### Source data
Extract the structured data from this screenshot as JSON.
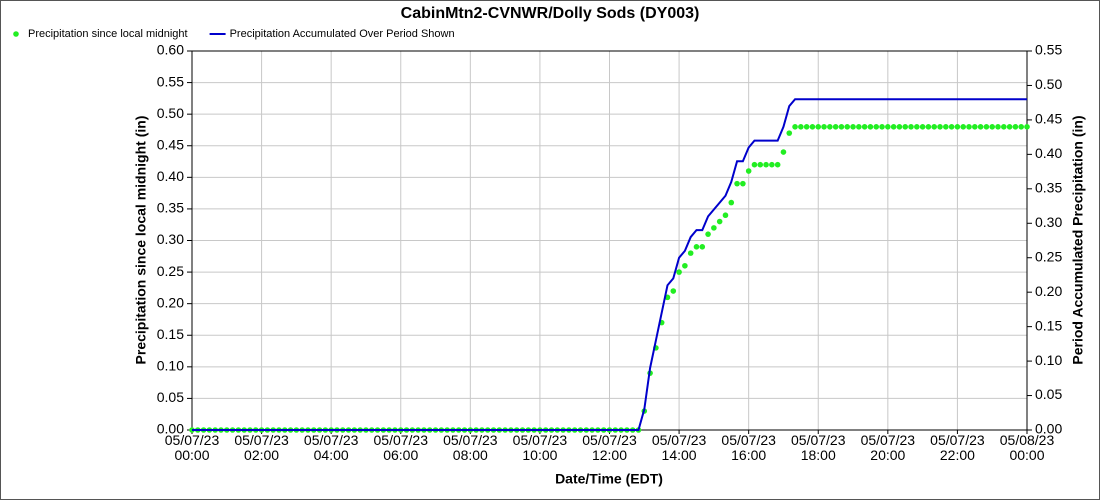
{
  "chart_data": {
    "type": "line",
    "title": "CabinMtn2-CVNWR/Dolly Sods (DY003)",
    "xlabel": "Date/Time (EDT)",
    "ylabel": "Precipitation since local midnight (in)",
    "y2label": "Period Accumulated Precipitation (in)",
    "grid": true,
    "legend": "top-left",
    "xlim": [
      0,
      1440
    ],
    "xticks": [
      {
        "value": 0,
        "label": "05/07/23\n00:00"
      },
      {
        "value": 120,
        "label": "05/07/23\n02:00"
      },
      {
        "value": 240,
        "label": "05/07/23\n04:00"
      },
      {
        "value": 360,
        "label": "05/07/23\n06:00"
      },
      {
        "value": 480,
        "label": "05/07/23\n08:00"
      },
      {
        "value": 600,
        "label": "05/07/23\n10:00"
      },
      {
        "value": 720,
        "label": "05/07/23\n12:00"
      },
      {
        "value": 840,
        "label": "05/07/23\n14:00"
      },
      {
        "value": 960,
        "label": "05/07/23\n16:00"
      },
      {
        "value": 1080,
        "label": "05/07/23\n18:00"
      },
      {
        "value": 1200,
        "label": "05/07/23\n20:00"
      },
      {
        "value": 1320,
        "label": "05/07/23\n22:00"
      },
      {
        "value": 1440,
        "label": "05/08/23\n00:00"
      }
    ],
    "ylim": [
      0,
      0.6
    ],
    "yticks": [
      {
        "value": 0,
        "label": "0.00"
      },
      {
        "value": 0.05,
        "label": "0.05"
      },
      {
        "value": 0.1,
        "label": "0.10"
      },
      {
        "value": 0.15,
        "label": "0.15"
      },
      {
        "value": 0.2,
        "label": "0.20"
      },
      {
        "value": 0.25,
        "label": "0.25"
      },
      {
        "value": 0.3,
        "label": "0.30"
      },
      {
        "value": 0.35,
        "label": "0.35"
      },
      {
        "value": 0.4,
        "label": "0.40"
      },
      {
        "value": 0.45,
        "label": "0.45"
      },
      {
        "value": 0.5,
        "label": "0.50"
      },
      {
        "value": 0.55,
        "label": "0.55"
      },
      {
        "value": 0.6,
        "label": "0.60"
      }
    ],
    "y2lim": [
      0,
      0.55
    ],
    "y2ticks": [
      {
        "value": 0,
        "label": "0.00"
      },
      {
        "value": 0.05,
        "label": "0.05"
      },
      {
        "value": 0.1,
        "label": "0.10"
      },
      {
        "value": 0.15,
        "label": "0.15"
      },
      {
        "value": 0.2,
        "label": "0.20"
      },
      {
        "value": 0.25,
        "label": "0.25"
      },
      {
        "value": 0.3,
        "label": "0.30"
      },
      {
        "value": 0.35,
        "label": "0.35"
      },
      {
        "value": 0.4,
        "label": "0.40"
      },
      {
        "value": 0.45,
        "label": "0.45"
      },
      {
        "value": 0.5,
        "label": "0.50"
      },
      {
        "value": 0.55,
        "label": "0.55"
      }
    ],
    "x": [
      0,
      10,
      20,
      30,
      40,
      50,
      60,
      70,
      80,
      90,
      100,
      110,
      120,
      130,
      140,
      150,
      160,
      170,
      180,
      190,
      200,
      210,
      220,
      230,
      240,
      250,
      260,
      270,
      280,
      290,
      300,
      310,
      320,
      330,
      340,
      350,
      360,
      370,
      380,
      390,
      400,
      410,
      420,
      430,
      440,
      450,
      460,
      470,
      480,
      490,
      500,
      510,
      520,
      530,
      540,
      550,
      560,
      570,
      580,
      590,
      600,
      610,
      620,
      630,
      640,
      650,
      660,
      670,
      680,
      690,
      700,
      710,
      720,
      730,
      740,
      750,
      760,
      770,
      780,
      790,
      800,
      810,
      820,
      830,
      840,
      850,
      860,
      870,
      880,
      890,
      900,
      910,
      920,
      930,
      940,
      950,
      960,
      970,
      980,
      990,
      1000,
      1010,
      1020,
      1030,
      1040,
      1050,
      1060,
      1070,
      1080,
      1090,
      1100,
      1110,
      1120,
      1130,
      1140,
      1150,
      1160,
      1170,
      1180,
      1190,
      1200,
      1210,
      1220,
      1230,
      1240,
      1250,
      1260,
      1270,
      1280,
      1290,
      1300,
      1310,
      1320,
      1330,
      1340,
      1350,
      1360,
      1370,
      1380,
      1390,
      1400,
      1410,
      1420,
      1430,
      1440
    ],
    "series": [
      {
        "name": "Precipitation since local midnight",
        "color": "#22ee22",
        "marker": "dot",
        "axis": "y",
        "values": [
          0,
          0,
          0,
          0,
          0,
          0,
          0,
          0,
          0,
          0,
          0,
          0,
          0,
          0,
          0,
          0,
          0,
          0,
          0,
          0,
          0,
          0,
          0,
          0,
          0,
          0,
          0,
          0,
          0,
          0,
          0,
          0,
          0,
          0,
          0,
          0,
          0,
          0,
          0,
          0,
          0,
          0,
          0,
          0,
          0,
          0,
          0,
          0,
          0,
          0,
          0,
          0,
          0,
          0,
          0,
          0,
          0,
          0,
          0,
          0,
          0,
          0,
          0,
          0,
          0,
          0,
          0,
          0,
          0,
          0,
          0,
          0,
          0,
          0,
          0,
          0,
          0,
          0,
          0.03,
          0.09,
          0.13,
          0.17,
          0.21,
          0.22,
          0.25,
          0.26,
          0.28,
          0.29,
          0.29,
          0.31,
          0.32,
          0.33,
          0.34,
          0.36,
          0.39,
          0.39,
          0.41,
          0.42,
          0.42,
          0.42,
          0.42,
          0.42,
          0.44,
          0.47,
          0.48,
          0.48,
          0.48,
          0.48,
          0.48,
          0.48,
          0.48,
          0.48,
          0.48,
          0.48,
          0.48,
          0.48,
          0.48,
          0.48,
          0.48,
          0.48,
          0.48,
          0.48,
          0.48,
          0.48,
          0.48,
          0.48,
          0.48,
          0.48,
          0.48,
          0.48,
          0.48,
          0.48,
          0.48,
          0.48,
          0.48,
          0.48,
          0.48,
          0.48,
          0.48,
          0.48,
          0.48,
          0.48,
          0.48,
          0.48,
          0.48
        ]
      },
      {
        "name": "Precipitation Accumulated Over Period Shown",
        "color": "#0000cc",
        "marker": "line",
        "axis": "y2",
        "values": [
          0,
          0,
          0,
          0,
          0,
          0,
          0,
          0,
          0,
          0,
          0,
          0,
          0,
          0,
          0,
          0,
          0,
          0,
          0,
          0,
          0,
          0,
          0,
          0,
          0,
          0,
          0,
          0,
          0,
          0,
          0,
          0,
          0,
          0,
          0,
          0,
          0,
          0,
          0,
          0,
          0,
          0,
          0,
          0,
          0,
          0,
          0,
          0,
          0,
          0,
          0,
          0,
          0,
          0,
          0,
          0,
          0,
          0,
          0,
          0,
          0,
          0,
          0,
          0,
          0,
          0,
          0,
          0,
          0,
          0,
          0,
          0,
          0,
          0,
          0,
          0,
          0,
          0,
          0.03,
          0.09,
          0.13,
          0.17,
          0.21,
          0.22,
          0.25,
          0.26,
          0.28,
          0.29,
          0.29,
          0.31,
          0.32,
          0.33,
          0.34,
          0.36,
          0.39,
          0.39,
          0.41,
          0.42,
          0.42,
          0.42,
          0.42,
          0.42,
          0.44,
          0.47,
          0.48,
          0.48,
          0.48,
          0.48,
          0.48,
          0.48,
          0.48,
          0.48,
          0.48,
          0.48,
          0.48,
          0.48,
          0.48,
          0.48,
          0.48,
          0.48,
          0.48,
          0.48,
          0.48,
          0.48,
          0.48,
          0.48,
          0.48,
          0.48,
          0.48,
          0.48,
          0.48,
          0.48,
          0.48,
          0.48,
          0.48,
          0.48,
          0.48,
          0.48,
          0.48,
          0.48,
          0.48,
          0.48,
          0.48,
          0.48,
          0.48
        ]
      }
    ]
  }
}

==

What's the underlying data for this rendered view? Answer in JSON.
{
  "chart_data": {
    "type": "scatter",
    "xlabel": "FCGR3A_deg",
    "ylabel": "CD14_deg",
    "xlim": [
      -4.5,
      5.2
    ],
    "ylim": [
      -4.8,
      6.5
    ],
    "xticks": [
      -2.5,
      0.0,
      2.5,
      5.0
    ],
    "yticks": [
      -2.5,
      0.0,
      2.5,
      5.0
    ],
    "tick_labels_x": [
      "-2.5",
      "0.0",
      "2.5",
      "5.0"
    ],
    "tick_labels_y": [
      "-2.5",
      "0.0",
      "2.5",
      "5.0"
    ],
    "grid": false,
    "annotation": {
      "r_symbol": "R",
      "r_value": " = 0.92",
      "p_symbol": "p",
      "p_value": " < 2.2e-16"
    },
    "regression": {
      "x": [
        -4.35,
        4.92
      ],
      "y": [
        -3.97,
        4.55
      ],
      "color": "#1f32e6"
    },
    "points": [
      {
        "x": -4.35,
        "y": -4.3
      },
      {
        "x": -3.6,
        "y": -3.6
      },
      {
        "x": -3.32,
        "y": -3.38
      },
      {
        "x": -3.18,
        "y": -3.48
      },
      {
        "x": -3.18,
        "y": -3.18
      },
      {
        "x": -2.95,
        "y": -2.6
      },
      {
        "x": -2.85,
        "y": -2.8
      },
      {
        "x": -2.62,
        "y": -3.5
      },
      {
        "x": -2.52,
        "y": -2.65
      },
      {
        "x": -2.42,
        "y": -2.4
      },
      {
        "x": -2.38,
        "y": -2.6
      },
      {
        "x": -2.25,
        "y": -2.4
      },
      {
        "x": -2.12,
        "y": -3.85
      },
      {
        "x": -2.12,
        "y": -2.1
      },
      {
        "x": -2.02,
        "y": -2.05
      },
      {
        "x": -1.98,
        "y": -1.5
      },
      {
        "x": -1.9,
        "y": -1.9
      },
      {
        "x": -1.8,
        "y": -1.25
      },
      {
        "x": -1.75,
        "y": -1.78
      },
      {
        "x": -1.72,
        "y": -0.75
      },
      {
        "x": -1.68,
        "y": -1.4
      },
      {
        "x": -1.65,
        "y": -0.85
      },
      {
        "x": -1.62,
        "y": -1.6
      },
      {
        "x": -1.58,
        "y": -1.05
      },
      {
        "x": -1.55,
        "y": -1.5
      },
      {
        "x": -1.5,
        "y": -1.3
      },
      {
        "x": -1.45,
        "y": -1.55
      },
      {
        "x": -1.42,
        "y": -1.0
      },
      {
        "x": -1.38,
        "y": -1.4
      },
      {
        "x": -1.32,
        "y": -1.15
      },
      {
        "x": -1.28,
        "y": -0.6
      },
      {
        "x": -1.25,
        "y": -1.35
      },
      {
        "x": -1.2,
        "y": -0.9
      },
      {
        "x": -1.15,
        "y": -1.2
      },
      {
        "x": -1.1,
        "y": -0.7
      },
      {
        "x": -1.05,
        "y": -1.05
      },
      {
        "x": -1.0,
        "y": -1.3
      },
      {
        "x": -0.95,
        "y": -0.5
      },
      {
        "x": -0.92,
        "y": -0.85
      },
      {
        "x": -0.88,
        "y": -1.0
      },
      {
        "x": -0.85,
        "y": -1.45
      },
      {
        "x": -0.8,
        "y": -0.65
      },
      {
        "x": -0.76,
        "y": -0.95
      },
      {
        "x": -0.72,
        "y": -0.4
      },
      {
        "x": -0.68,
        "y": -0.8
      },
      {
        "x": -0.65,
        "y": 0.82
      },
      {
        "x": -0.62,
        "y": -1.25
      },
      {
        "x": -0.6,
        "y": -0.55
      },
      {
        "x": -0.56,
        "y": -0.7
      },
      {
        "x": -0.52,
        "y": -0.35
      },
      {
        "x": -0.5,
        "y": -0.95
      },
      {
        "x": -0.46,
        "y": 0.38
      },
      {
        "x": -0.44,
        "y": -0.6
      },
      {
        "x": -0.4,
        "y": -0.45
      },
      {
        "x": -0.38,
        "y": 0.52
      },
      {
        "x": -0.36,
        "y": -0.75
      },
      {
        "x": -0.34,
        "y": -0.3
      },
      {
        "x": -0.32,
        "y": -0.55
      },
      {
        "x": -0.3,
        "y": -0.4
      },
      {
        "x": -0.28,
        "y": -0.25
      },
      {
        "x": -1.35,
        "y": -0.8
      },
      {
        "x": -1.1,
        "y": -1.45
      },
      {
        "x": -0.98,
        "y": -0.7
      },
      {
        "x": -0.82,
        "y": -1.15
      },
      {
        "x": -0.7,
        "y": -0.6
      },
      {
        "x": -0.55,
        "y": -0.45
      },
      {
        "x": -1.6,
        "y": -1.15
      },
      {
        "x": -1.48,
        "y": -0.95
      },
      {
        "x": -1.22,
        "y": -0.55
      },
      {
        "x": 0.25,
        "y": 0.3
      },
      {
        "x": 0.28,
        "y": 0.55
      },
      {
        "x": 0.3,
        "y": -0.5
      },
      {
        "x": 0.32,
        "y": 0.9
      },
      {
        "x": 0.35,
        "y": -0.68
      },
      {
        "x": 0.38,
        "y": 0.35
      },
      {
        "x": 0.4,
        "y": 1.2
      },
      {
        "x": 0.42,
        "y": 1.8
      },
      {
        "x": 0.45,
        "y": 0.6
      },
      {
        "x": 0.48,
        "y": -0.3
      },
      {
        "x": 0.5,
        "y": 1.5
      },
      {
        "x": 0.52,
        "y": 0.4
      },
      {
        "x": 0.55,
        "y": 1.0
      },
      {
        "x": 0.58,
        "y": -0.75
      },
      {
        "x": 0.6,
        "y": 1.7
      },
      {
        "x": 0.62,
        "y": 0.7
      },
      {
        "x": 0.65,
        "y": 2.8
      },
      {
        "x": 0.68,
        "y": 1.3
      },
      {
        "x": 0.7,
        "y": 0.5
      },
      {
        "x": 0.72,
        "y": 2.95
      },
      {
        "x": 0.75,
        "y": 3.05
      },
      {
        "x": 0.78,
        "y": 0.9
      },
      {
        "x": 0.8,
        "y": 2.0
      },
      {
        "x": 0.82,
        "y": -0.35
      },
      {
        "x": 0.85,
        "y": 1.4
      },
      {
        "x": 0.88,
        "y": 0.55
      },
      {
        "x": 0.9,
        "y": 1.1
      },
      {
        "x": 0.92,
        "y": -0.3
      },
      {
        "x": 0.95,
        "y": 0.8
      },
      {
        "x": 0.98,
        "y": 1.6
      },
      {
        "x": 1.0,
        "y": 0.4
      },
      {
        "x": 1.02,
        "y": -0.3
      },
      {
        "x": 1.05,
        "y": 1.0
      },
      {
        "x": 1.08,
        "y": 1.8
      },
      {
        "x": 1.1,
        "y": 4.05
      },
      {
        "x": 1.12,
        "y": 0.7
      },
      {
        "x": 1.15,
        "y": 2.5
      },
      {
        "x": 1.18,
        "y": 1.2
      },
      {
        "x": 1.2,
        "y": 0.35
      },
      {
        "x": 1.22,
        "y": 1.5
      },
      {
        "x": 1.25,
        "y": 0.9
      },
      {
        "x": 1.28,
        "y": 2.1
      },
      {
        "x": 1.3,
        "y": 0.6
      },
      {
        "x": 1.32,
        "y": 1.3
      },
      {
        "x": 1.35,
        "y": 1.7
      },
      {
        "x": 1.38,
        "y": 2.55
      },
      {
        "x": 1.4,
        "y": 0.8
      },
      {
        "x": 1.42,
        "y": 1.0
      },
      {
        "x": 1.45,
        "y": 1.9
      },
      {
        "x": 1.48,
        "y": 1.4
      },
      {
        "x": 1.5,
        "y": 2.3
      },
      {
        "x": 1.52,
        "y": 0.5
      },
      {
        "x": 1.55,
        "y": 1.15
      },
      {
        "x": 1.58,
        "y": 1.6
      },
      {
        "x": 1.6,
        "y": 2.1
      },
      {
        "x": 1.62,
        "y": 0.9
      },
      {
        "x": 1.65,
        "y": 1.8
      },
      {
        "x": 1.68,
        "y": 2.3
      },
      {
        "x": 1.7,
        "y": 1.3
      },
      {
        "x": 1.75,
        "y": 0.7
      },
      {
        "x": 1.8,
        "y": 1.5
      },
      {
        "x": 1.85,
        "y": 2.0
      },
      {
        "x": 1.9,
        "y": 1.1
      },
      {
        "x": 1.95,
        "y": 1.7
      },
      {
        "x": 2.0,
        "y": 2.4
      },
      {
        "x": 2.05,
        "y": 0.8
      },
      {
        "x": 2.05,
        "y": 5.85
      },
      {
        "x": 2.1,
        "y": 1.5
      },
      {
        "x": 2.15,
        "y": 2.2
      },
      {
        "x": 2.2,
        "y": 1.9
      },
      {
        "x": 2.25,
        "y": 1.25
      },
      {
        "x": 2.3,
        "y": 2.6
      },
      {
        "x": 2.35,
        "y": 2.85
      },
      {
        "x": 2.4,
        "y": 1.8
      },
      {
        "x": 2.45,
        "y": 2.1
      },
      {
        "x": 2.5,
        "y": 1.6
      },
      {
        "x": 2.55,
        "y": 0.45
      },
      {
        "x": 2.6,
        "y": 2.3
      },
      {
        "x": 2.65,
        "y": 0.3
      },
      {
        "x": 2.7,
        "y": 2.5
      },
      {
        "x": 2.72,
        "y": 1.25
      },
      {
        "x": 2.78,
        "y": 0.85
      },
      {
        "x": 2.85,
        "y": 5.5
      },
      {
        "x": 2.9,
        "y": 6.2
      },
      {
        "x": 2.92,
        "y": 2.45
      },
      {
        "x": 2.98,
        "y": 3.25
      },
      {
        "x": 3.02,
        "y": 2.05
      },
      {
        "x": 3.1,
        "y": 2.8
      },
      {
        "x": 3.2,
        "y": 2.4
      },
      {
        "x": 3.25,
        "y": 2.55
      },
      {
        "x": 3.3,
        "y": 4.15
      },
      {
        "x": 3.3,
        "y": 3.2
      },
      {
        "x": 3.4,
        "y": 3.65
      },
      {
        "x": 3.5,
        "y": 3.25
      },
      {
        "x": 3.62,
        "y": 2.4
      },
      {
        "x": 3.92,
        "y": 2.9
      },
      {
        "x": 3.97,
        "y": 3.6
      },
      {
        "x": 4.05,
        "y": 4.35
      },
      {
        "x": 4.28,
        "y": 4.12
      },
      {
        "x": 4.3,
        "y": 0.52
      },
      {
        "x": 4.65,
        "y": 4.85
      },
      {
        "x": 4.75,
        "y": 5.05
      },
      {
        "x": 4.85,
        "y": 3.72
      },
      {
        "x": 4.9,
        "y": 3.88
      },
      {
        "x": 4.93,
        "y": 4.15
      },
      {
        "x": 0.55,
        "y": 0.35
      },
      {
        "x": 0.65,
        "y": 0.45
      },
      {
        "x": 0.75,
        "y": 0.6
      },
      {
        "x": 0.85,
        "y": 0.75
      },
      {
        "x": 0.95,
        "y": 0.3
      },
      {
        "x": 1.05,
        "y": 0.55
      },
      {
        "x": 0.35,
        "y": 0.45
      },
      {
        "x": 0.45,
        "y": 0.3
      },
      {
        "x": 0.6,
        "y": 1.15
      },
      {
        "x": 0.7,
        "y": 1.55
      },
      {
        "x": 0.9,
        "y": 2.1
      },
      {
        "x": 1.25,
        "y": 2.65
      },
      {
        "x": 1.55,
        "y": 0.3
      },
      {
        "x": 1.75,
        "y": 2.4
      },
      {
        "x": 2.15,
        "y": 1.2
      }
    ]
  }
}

---

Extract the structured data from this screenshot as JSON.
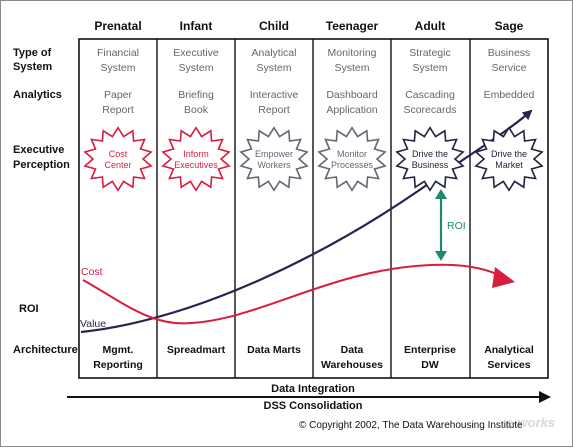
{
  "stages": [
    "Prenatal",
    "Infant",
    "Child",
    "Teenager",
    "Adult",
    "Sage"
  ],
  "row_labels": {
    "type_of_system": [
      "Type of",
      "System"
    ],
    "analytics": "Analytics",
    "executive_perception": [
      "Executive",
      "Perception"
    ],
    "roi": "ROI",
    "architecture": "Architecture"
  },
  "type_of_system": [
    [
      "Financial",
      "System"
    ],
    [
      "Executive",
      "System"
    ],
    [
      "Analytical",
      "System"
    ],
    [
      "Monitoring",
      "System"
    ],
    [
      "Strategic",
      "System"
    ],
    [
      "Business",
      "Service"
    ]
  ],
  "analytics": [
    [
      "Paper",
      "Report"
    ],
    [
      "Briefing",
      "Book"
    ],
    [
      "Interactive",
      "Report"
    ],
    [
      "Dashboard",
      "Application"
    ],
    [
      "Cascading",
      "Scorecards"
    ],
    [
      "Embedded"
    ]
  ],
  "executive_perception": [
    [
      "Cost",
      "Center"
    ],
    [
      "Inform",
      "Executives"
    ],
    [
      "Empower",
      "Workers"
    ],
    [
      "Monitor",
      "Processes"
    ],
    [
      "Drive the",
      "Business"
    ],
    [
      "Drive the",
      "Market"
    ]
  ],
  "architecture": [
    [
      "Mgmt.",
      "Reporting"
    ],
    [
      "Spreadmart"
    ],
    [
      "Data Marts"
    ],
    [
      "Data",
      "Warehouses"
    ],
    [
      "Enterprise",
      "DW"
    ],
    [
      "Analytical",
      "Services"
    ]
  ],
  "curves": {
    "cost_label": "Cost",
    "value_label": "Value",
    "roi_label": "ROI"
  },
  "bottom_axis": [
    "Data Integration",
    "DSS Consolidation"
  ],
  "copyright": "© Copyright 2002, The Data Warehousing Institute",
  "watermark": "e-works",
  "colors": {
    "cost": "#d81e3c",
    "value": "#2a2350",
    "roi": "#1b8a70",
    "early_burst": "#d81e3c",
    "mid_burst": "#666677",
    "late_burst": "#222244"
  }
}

### The request
Locate the word "local" in the data above. Copy every line carrying it.

### Exercise output
    "ylabel": "Precipitation since local midnight (in)",
        "name": "Precipitation since local midnight",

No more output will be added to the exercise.